(Exercise details) Reproduce every entry exactly, without alteration.

[Dataset entries on figures]
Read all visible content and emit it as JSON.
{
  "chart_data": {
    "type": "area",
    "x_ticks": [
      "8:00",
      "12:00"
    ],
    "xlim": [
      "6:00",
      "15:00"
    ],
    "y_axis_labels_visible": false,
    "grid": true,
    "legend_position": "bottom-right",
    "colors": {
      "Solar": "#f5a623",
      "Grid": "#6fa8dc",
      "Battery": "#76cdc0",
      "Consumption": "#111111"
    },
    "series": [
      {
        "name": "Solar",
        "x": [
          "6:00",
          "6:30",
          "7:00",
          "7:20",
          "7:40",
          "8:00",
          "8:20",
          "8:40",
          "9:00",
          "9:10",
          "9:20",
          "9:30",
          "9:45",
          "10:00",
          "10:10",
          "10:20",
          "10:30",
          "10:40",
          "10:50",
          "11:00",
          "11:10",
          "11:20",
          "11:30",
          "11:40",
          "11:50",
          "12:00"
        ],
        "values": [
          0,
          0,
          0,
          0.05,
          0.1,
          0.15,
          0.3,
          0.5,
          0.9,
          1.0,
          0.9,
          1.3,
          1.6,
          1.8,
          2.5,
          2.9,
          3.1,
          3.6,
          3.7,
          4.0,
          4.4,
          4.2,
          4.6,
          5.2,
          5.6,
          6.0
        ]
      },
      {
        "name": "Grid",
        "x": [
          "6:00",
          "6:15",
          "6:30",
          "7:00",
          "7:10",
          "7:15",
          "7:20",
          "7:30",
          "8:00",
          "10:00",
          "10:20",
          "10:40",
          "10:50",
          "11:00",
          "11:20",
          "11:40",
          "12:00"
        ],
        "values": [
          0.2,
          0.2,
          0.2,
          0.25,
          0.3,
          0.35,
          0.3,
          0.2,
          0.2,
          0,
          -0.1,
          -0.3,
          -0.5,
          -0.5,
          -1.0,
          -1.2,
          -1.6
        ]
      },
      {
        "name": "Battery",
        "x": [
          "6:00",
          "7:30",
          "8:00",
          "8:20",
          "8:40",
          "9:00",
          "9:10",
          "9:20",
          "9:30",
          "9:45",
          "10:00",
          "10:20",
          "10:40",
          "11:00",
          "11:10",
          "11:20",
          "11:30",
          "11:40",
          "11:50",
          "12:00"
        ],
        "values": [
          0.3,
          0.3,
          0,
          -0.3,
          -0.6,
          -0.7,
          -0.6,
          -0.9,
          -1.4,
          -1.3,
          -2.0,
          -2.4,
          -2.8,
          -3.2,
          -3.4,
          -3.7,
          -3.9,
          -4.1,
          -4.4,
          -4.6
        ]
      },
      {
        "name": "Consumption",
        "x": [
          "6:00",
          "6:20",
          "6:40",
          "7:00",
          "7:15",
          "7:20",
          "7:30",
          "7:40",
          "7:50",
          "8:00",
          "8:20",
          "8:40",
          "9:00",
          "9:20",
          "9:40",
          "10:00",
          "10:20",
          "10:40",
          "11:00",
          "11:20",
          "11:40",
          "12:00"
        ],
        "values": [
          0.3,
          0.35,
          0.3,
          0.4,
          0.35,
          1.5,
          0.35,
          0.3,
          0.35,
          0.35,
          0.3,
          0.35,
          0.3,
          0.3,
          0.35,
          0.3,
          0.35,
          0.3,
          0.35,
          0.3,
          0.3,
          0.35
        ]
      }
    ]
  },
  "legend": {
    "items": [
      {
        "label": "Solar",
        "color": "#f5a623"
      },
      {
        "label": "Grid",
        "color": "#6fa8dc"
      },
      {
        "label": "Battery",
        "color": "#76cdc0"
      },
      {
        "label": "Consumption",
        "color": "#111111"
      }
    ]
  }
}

(The result)
Read all visible content and emit it as JSON.
{
  "chart_data": {
    "type": "area",
    "x_ticks": [
      "8:00",
      "12:00"
    ],
    "xlim": [
      "6:00",
      "15:00"
    ],
    "y_axis_labels_visible": false,
    "grid": true,
    "legend_position": "bottom-right",
    "colors": {
      "Solar": "#f5a623",
      "Grid": "#6fa8dc",
      "Battery": "#76cdc0",
      "Consumption": "#111111"
    },
    "series": [
      {
        "name": "Solar",
        "x": [
          "6:00",
          "6:30",
          "7:00",
          "7:20",
          "7:40",
          "8:00",
          "8:20",
          "8:40",
          "9:00",
          "9:10",
          "9:20",
          "9:30",
          "9:45",
          "10:00",
          "10:10",
          "10:20",
          "10:30",
          "10:40",
          "10:50",
          "11:00",
          "11:10",
          "11:20",
          "11:30",
          "11:40",
          "11:50",
          "12:00"
        ],
        "values": [
          0,
          0,
          0,
          0.05,
          0.1,
          0.15,
          0.3,
          0.5,
          0.9,
          1.0,
          0.9,
          1.3,
          1.6,
          1.8,
          2.5,
          2.9,
          3.1,
          3.6,
          3.7,
          4.0,
          4.4,
          4.2,
          4.6,
          5.2,
          5.6,
          6.0
        ]
      },
      {
        "name": "Grid",
        "x": [
          "6:00",
          "6:15",
          "6:30",
          "7:00",
          "7:10",
          "7:15",
          "7:20",
          "7:30",
          "8:00",
          "10:00",
          "10:20",
          "10:40",
          "10:50",
          "11:00",
          "11:20",
          "11:40",
          "12:00"
        ],
        "values": [
          0.2,
          0.2,
          0.2,
          0.25,
          0.3,
          0.35,
          0.3,
          0.2,
          0.2,
          0,
          -0.1,
          -0.3,
          -0.5,
          -0.5,
          -1.0,
          -1.2,
          -1.6
        ]
      },
      {
        "name": "Battery",
        "x": [
          "6:00",
          "7:30",
          "8:00",
          "8:20",
          "8:40",
          "9:00",
          "9:10",
          "9:20",
          "9:30",
          "9:45",
          "10:00",
          "10:20",
          "10:40",
          "11:00",
          "11:10",
          "11:20",
          "11:30",
          "11:40",
          "11:50",
          "12:00"
        ],
        "values": [
          0.3,
          0.3,
          0,
          -0.3,
          -0.6,
          -0.7,
          -0.6,
          -0.9,
          -1.4,
          -1.3,
          -2.0,
          -2.4,
          -2.8,
          -3.2,
          -3.4,
          -3.7,
          -3.9,
          -4.1,
          -4.4,
          -4.6
        ]
      },
      {
        "name": "Consumption",
        "x": [
          "6:00",
          "6:20",
          "6:40",
          "7:00",
          "7:15",
          "7:20",
          "7:30",
          "7:40",
          "7:50",
          "8:00",
          "8:20",
          "8:40",
          "9:00",
          "9:20",
          "9:40",
          "10:00",
          "10:20",
          "10:40",
          "11:00",
          "11:20",
          "11:40",
          "12:00"
        ],
        "values": [
          0.3,
          0.35,
          0.3,
          0.4,
          0.35,
          1.5,
          0.35,
          0.3,
          0.35,
          0.35,
          0.3,
          0.35,
          0.3,
          0.3,
          0.35,
          0.3,
          0.35,
          0.3,
          0.35,
          0.3,
          0.3,
          0.35
        ]
      }
    ]
  },
  "legend": {
    "items": [
      {
        "label": "Solar",
        "color": "#f5a623"
      },
      {
        "label": "Grid",
        "color": "#6fa8dc"
      },
      {
        "label": "Battery",
        "color": "#76cdc0"
      },
      {
        "label": "Consumption",
        "color": "#111111"
      }
    ]
  }
}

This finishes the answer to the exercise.